[Start]

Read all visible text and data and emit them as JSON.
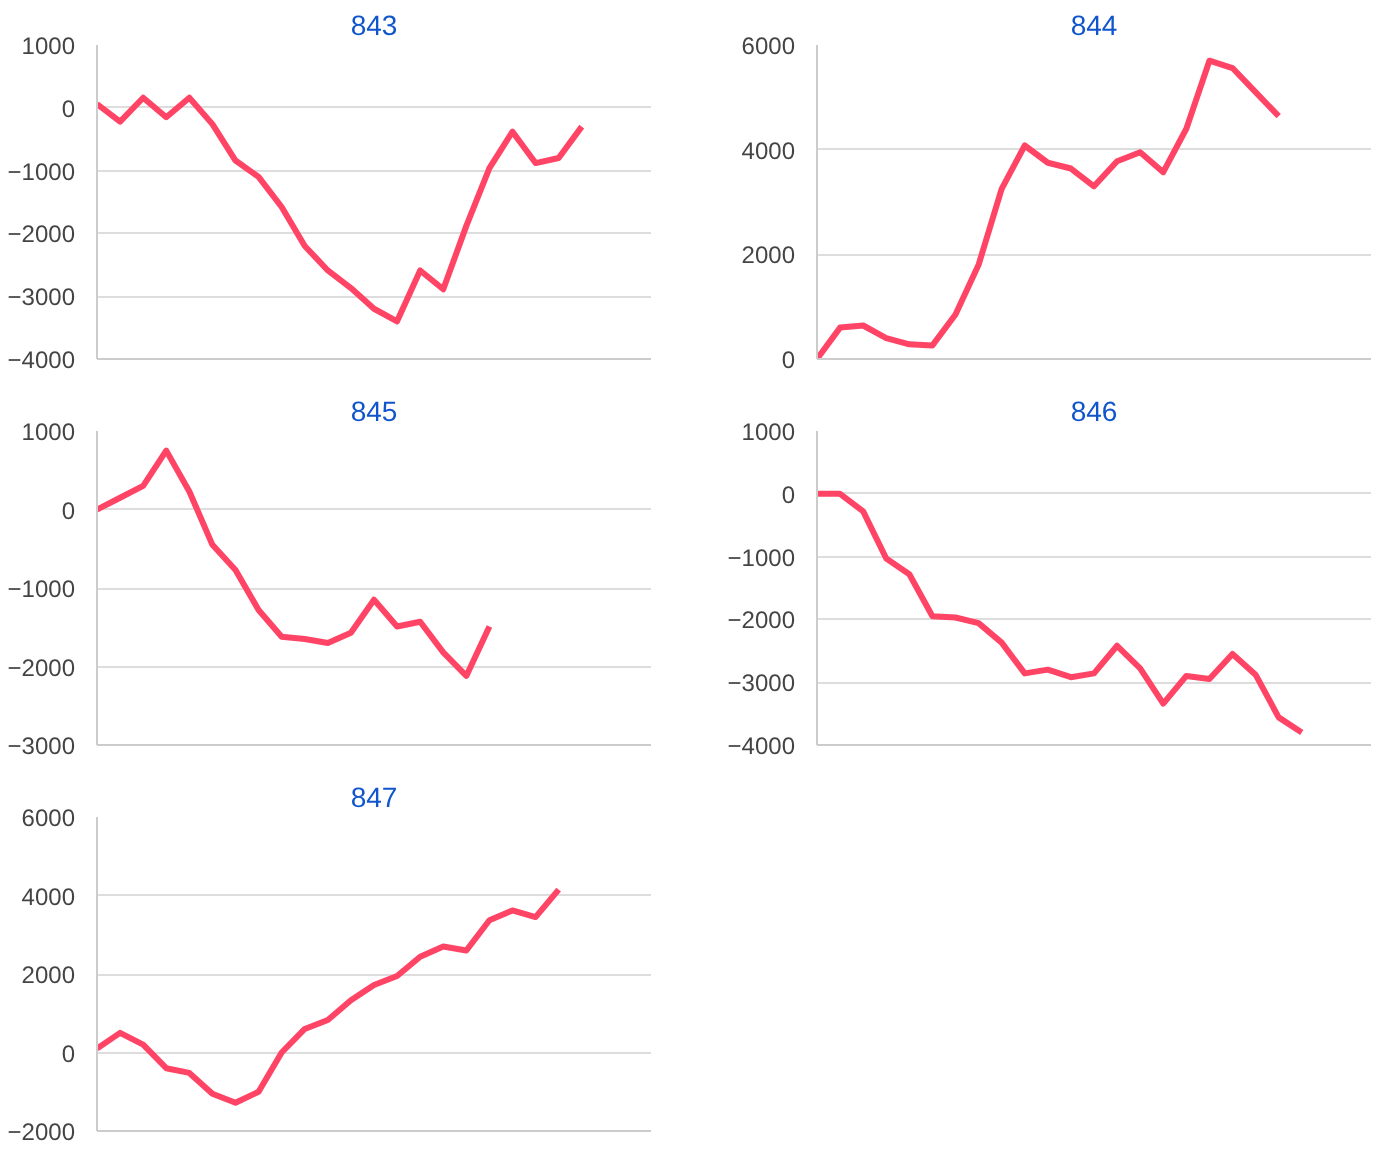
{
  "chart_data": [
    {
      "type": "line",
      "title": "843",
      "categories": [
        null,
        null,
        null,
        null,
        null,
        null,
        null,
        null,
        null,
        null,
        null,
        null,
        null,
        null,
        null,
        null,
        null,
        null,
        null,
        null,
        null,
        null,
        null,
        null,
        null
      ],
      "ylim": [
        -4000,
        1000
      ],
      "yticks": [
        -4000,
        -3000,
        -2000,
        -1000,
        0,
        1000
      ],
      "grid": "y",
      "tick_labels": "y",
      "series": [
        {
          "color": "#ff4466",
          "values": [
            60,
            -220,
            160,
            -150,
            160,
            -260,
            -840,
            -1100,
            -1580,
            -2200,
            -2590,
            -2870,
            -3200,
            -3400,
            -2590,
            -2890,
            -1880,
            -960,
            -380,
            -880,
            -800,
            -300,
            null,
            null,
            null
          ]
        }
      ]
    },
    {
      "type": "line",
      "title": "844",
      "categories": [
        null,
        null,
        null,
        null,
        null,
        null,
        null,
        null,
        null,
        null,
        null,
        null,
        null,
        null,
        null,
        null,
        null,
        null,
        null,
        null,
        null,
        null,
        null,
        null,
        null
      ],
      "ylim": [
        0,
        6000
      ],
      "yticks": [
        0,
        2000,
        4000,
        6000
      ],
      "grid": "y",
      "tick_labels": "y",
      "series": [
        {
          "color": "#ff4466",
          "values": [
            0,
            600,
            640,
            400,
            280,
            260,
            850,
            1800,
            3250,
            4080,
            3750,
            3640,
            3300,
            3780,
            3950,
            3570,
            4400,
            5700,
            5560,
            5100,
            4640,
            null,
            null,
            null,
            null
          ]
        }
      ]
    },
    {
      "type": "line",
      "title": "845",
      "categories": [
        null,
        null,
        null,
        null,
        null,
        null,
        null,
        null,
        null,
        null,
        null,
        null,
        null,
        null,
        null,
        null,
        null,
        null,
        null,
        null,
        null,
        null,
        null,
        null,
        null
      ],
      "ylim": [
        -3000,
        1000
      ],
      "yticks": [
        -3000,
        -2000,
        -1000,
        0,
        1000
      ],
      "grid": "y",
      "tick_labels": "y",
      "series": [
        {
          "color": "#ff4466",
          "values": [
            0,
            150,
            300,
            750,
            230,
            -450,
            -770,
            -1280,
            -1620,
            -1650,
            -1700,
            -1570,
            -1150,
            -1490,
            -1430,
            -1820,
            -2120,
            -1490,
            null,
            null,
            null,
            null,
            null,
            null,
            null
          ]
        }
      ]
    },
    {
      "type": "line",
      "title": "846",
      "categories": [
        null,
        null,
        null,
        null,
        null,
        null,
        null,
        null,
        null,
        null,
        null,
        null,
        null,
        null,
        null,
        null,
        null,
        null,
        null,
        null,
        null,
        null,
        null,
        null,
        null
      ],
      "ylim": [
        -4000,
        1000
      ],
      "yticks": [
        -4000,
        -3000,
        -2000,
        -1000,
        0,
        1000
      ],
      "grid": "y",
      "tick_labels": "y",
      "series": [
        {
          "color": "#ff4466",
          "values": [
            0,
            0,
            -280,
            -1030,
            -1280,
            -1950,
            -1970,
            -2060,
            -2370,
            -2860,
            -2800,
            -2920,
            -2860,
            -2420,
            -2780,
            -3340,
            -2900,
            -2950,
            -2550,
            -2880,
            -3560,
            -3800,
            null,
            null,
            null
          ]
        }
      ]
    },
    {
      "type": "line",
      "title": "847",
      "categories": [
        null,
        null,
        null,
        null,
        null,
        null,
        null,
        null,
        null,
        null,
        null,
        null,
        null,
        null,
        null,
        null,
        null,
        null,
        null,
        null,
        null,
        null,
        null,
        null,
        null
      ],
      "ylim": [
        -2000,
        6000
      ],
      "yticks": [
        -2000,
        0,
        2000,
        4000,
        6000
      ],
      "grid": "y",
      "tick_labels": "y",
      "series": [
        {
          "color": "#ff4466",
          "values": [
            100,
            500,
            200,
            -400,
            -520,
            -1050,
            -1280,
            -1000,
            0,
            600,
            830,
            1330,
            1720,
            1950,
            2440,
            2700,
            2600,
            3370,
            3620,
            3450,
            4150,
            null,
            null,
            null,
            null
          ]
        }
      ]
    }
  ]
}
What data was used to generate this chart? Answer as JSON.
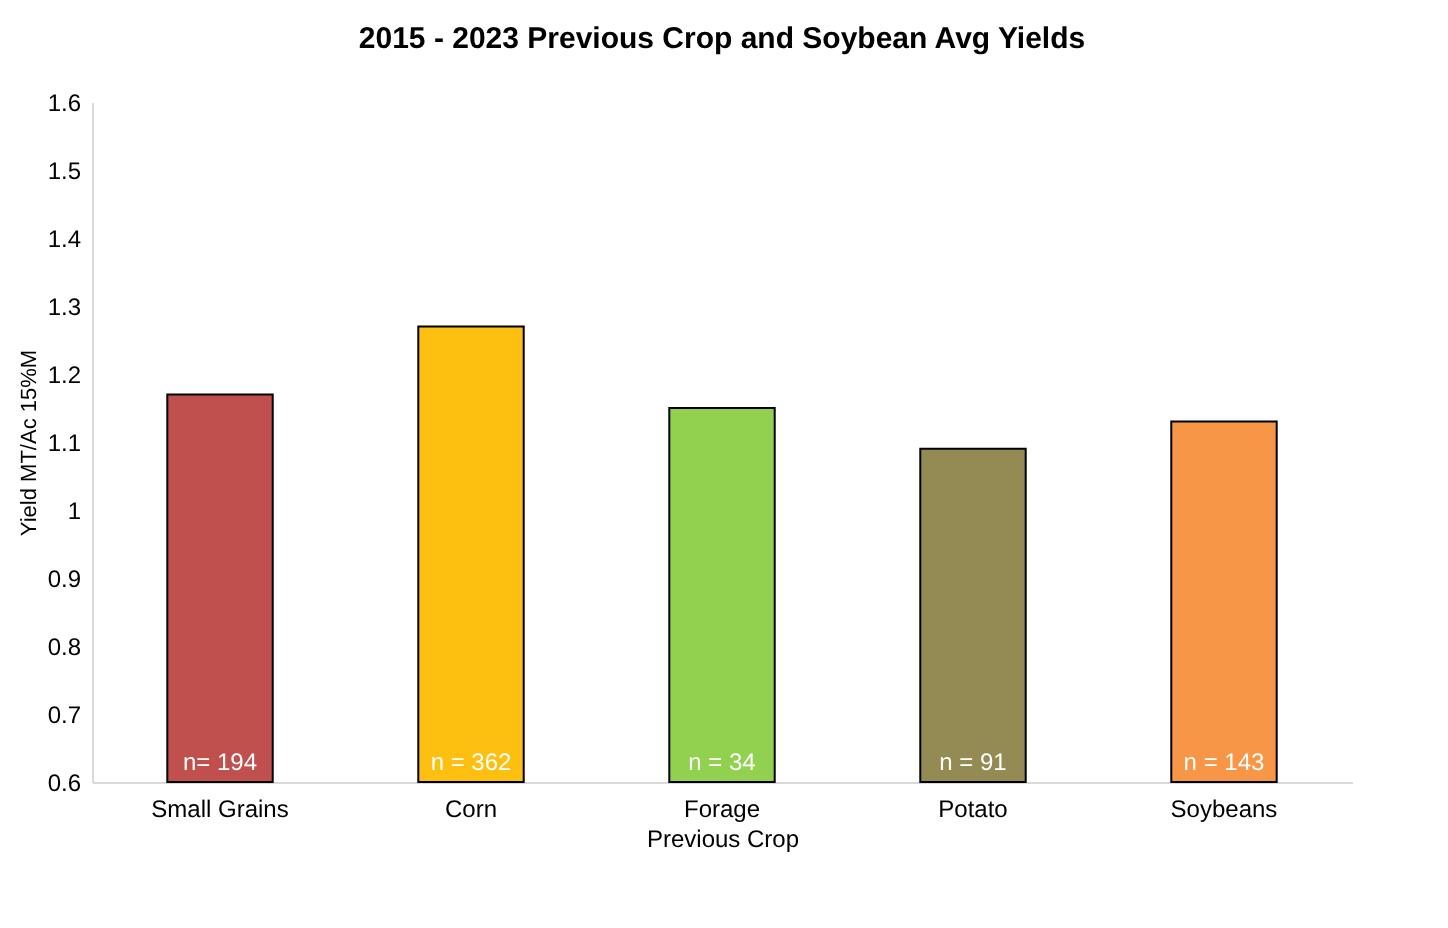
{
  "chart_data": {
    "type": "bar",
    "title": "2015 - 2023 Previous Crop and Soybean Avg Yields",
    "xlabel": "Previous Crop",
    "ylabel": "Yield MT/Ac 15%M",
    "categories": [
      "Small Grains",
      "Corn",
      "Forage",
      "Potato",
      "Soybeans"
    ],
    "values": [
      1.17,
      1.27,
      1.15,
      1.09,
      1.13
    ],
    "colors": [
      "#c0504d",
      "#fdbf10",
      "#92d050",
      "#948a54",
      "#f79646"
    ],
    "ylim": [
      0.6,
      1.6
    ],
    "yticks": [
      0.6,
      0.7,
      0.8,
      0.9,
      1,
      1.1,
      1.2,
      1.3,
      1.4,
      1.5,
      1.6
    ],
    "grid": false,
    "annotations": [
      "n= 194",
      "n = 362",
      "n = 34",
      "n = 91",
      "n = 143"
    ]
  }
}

[End]

Extract every line of the data exactly; pictures stay out.

Read all visible text and data and emit them as JSON.
{
  "chart_data": [
    {
      "type": "line",
      "title": "843",
      "categories": [
        null,
        null,
        null,
        null,
        null,
        null,
        null,
        null,
        null,
        null,
        null,
        null,
        null,
        null,
        null,
        null,
        null,
        null,
        null,
        null,
        null,
        null,
        null,
        null,
        null
      ],
      "ylim": [
        -4000,
        1000
      ],
      "yticks": [
        -4000,
        -3000,
        -2000,
        -1000,
        0,
        1000
      ],
      "grid": "y",
      "tick_labels": "y",
      "series": [
        {
          "color": "#ff4466",
          "values": [
            60,
            -220,
            160,
            -150,
            160,
            -260,
            -840,
            -1100,
            -1580,
            -2200,
            -2590,
            -2870,
            -3200,
            -3400,
            -2590,
            -2890,
            -1880,
            -960,
            -380,
            -880,
            -800,
            -300,
            null,
            null,
            null
          ]
        }
      ]
    },
    {
      "type": "line",
      "title": "844",
      "categories": [
        null,
        null,
        null,
        null,
        null,
        null,
        null,
        null,
        null,
        null,
        null,
        null,
        null,
        null,
        null,
        null,
        null,
        null,
        null,
        null,
        null,
        null,
        null,
        null,
        null
      ],
      "ylim": [
        0,
        6000
      ],
      "yticks": [
        0,
        2000,
        4000,
        6000
      ],
      "grid": "y",
      "tick_labels": "y",
      "series": [
        {
          "color": "#ff4466",
          "values": [
            0,
            600,
            640,
            400,
            280,
            260,
            850,
            1800,
            3250,
            4080,
            3750,
            3640,
            3300,
            3780,
            3950,
            3570,
            4400,
            5700,
            5560,
            5100,
            4640,
            null,
            null,
            null,
            null
          ]
        }
      ]
    },
    {
      "type": "line",
      "title": "845",
      "categories": [
        null,
        null,
        null,
        null,
        null,
        null,
        null,
        null,
        null,
        null,
        null,
        null,
        null,
        null,
        null,
        null,
        null,
        null,
        null,
        null,
        null,
        null,
        null,
        null,
        null
      ],
      "ylim": [
        -3000,
        1000
      ],
      "yticks": [
        -3000,
        -2000,
        -1000,
        0,
        1000
      ],
      "grid": "y",
      "tick_labels": "y",
      "series": [
        {
          "color": "#ff4466",
          "values": [
            0,
            150,
            300,
            750,
            230,
            -450,
            -770,
            -1280,
            -1620,
            -1650,
            -1700,
            -1570,
            -1150,
            -1490,
            -1430,
            -1820,
            -2120,
            -1490,
            null,
            null,
            null,
            null,
            null,
            null,
            null
          ]
        }
      ]
    },
    {
      "type": "line",
      "title": "846",
      "categories": [
        null,
        null,
        null,
        null,
        null,
        null,
        null,
        null,
        null,
        null,
        null,
        null,
        null,
        null,
        null,
        null,
        null,
        null,
        null,
        null,
        null,
        null,
        null,
        null,
        null
      ],
      "ylim": [
        -4000,
        1000
      ],
      "yticks": [
        -4000,
        -3000,
        -2000,
        -1000,
        0,
        1000
      ],
      "grid": "y",
      "tick_labels": "y",
      "series": [
        {
          "color": "#ff4466",
          "values": [
            0,
            0,
            -280,
            -1030,
            -1280,
            -1950,
            -1970,
            -2060,
            -2370,
            -2860,
            -2800,
            -2920,
            -2860,
            -2420,
            -2780,
            -3340,
            -2900,
            -2950,
            -2550,
            -2880,
            -3560,
            -3800,
            null,
            null,
            null
          ]
        }
      ]
    },
    {
      "type": "line",
      "title": "847",
      "categories": [
        null,
        null,
        null,
        null,
        null,
        null,
        null,
        null,
        null,
        null,
        null,
        null,
        null,
        null,
        null,
        null,
        null,
        null,
        null,
        null,
        null,
        null,
        null,
        null,
        null
      ],
      "ylim": [
        -2000,
        6000
      ],
      "yticks": [
        -2000,
        0,
        2000,
        4000,
        6000
      ],
      "grid": "y",
      "tick_labels": "y",
      "series": [
        {
          "color": "#ff4466",
          "values": [
            100,
            500,
            200,
            -400,
            -520,
            -1050,
            -1280,
            -1000,
            0,
            600,
            830,
            1330,
            1720,
            1950,
            2440,
            2700,
            2600,
            3370,
            3620,
            3450,
            4150,
            null,
            null,
            null,
            null
          ]
        }
      ]
    }
  ]
}
What data was used to generate this chart? Answer as JSON.
{
  "chart_data": {
    "type": "bar",
    "title": "2015 - 2023 Previous Crop and Soybean Avg Yields",
    "xlabel": "Previous Crop",
    "ylabel": "Yield MT/Ac 15%M",
    "categories": [
      "Small Grains",
      "Corn",
      "Forage",
      "Potato",
      "Soybeans"
    ],
    "values": [
      1.17,
      1.27,
      1.15,
      1.09,
      1.13
    ],
    "colors": [
      "#c0504d",
      "#fdbf10",
      "#92d050",
      "#948a54",
      "#f79646"
    ],
    "ylim": [
      0.6,
      1.6
    ],
    "yticks": [
      0.6,
      0.7,
      0.8,
      0.9,
      1,
      1.1,
      1.2,
      1.3,
      1.4,
      1.5,
      1.6
    ],
    "grid": false,
    "annotations": [
      "n= 194",
      "n = 362",
      "n = 34",
      "n = 91",
      "n = 143"
    ]
  }
}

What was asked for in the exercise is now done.